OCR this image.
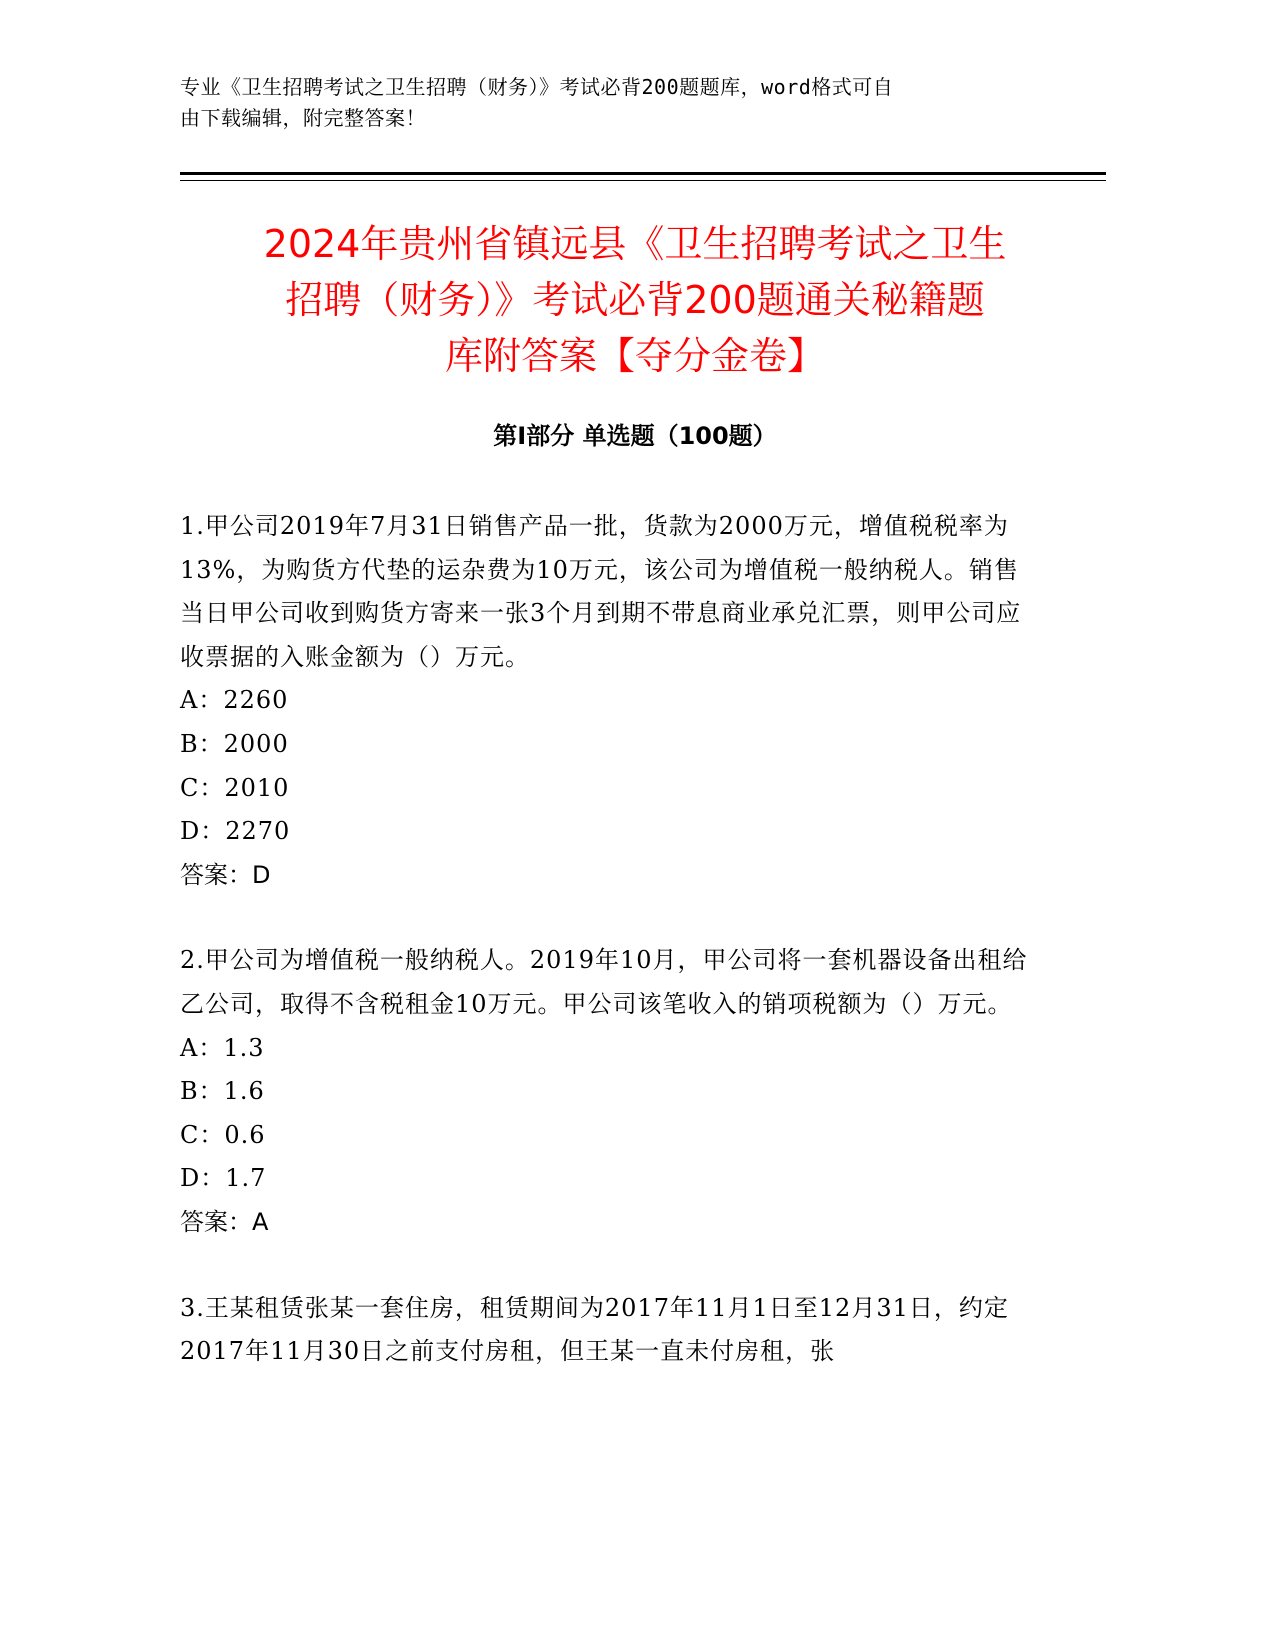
专业《卫生招聘考试之卫生招聘（财务）》考试必背200题题库，word格式可自
由下载编辑，附完整答案！
2024年贵州省镇远县《卫生招聘考试之卫生
招聘（财务）》考试必背200题通关秘籍题
库附答案【夺分金卷】
第Ⅰ部分 单选题（100题）
1.甲公司2019年7月31日销售产品一批，货款为2000万元，增值税税率为13%，为购货方代垫的运杂费为10万元，该公司为增值税一般纳税人。销售当日甲公司收到购货方寄来一张3个月到期不带息商业承兑汇票，则甲公司应收票据的入账金额为（）万元。
A：2260
B：2000
C：2010
D：2270
答案：D
2.甲公司为增值税一般纳税人。2019年10月，甲公司将一套机器设备出租给乙公司，取得不含税租金10万元。甲公司该笔收入的销项税额为（）万元。
A：1.3
B：1.6
C：0.6
D：1.7
答案：A
3.王某租赁张某一套住房，租赁期间为2017年11月1日至12月31日，约定2017年11月30日之前支付房租，但王某一直未付房租，张
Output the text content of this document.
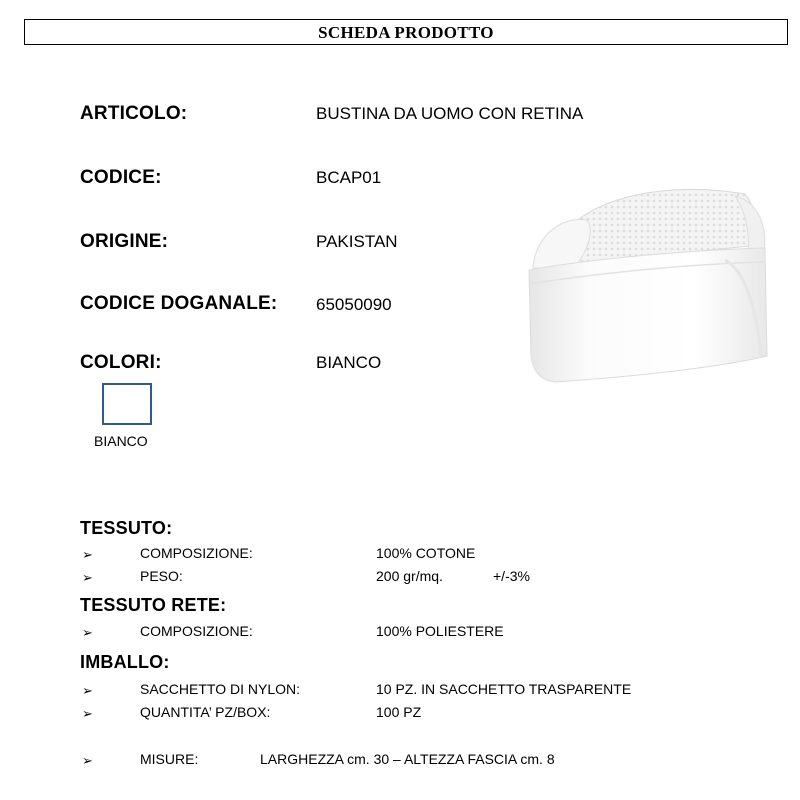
SCHEDA PRODOTTO
ARTICOLO:	BUSTINA DA UOMO CON RETINA
CODICE:	BCAP01
ORIGINE:	PAKISTAN
CODICE DOGANALE: 65050090
COLORI:	BIANCO
BIANCO
TESSUTO:
➢	COMPOSIZIONE:	100% COTONE
➢	PESO:	200 gr/mq.	+/-3%
TESSUTO RETE:
➢	COMPOSIZIONE:	100% POLIESTERE
IMBALLO:
➢	SACCHETTO DI NYLON:	10 PZ. IN SACCHETTO TRASPARENTE
➢	QUANTITA’ PZ/BOX:	100 PZ
➢	MISURE:	LARGHEZZA cm. 30 – ALTEZZA FASCIA cm. 8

→ **TASK INSTRUCTIONS**: In the lines above, find each one with "COMPOSIZIONE" and list it.

→ **SOLUTION TO THIS TASK**:
➢	COMPOSIZIONE:	100% COTONE
➢	COMPOSIZIONE:	100% POLIESTERE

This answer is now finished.